Problem statement:
Filter this data down to the lines that hold "Marquee", and copy them.

Given data:

>>>>

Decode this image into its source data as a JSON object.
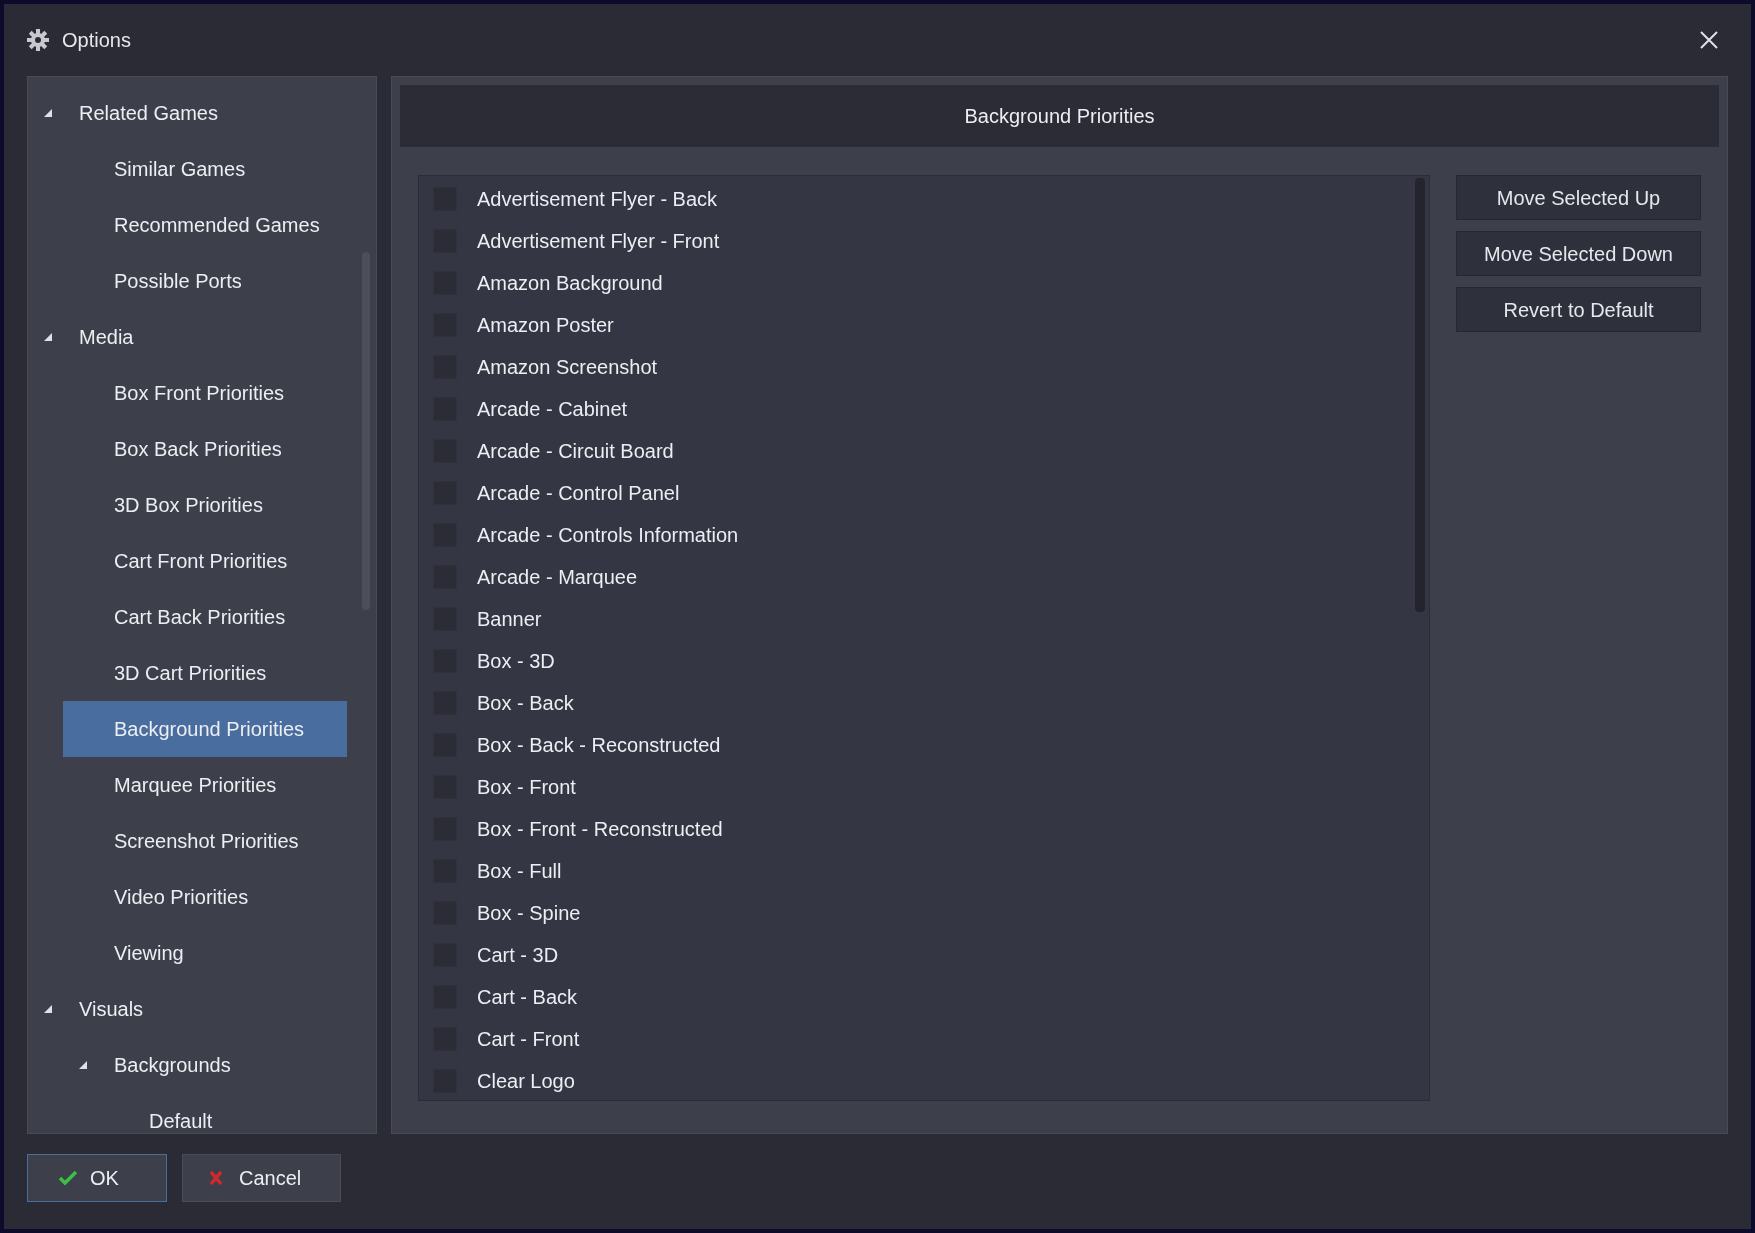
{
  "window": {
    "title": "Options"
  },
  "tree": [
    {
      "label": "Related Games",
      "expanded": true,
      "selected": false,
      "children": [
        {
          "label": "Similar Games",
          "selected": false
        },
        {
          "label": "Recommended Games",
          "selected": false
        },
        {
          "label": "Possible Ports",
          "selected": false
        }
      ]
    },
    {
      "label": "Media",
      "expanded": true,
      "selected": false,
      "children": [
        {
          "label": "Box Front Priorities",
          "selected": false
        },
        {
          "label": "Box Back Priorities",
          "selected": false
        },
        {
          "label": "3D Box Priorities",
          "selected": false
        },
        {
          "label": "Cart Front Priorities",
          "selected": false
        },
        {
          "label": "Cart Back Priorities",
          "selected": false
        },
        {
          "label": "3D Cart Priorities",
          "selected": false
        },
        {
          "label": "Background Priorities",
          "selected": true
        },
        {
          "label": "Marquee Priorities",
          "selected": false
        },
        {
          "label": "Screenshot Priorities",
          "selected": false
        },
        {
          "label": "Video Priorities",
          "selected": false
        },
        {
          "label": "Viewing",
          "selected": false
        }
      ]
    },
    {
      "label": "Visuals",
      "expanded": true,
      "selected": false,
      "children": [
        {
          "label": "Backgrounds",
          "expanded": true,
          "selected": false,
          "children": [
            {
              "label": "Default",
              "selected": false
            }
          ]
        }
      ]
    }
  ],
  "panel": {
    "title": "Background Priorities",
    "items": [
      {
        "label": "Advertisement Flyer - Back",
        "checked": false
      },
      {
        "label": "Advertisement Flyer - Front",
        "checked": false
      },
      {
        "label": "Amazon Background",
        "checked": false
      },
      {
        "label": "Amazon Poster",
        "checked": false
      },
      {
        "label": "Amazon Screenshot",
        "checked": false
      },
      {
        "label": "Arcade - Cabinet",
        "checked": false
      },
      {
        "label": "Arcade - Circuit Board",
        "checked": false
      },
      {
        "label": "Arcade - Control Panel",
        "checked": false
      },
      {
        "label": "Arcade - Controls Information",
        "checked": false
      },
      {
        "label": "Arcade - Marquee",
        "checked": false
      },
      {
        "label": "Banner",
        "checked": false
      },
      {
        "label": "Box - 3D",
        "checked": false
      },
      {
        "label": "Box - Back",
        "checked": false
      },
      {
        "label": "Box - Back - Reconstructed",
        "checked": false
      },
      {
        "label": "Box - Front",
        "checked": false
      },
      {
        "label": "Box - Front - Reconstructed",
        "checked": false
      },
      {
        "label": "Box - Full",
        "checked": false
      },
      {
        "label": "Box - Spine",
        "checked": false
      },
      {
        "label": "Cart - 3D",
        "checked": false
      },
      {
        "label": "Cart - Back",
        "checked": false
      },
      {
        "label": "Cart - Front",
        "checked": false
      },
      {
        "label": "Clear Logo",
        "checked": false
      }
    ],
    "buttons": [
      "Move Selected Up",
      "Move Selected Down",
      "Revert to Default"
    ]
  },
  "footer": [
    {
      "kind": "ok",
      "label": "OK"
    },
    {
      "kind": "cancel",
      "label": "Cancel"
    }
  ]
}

<<<<
>>>>

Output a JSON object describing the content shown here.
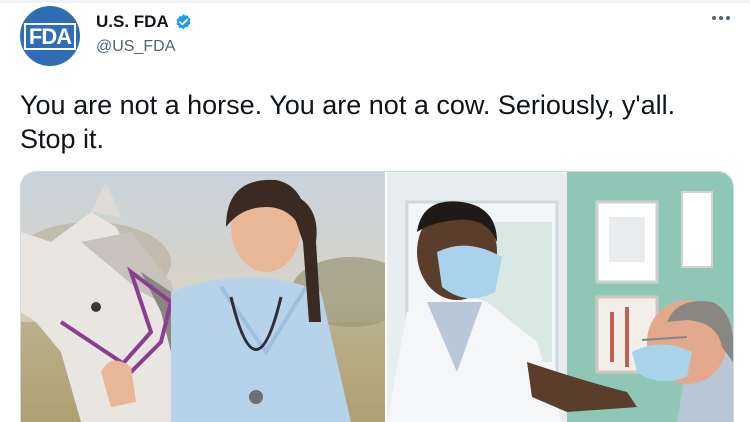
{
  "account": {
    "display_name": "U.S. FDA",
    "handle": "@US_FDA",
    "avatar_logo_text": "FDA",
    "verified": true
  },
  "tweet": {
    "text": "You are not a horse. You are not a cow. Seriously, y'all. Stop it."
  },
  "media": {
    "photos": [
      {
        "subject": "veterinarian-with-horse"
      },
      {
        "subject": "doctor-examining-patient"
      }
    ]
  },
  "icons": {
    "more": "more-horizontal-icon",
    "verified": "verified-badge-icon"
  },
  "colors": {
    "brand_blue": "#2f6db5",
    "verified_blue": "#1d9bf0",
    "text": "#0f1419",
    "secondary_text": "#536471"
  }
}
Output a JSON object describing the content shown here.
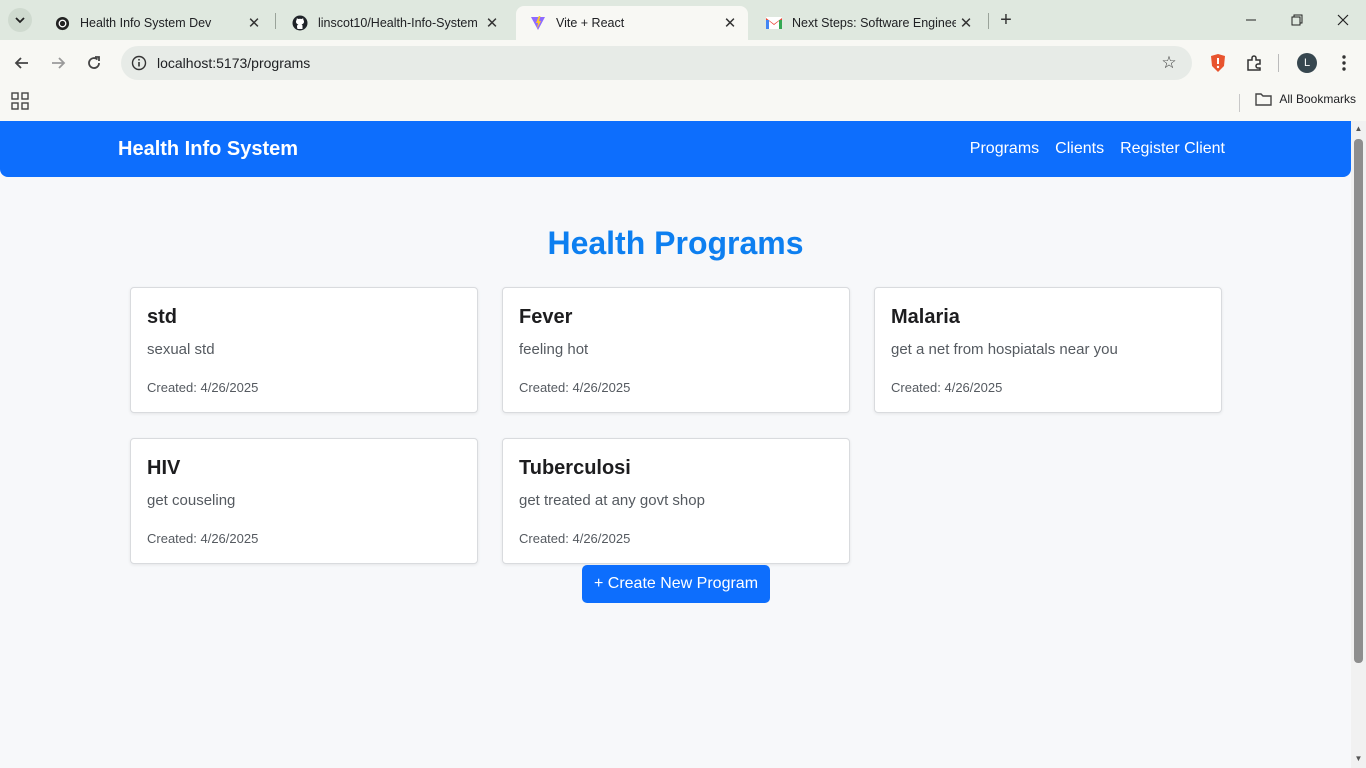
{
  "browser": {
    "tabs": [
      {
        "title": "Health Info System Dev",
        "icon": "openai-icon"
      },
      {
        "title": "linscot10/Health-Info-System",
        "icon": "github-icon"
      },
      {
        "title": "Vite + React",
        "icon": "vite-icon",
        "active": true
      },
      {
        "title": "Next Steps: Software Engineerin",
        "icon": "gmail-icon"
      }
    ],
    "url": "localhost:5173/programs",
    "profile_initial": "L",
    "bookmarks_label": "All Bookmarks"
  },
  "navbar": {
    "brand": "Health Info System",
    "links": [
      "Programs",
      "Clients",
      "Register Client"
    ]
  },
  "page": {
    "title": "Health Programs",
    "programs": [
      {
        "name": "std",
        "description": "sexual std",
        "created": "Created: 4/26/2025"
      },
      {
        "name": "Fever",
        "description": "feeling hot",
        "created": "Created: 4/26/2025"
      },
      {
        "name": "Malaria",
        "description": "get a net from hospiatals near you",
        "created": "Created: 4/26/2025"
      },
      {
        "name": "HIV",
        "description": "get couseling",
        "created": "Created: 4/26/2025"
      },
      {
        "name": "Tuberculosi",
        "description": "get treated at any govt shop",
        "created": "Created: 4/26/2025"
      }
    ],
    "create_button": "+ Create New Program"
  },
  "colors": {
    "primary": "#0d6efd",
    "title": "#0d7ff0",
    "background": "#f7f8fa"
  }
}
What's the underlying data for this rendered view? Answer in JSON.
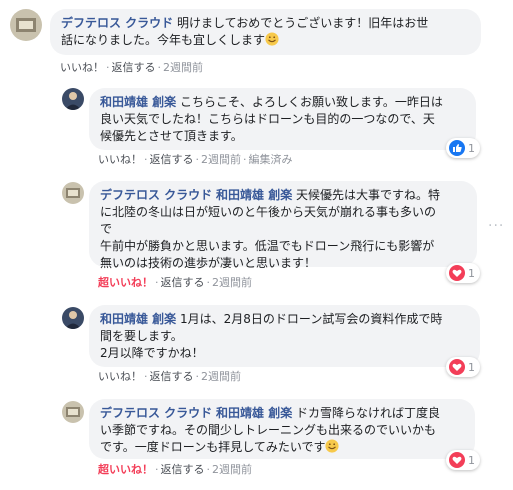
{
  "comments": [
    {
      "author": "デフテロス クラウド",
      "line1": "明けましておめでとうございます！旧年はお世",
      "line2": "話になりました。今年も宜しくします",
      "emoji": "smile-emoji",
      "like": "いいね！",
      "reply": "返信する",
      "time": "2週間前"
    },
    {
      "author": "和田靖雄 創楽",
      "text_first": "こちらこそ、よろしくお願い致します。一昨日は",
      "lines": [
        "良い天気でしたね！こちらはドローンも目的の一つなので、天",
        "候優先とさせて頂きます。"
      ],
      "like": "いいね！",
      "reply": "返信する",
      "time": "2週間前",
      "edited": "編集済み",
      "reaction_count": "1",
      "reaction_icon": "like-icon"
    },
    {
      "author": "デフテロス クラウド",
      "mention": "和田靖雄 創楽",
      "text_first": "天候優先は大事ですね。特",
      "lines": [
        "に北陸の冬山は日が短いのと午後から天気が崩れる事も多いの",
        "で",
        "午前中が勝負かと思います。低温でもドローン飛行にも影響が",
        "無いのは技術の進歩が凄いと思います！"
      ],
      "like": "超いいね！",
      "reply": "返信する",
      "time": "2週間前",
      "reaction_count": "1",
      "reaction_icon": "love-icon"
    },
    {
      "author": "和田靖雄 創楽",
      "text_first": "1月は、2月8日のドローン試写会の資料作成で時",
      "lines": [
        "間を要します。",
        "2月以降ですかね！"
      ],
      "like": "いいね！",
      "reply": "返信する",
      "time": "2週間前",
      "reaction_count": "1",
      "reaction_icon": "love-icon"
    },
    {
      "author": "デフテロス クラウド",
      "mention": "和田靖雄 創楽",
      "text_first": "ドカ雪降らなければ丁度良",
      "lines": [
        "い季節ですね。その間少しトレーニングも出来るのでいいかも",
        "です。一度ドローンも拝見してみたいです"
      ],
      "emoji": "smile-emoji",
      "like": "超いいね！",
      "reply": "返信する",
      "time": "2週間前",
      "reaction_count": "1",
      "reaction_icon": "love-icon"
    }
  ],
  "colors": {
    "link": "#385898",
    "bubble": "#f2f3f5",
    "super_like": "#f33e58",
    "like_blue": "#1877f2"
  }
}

<<<<

Output below:
          "label": "Marquee Priorities",
        "label": "Arcade - Marquee",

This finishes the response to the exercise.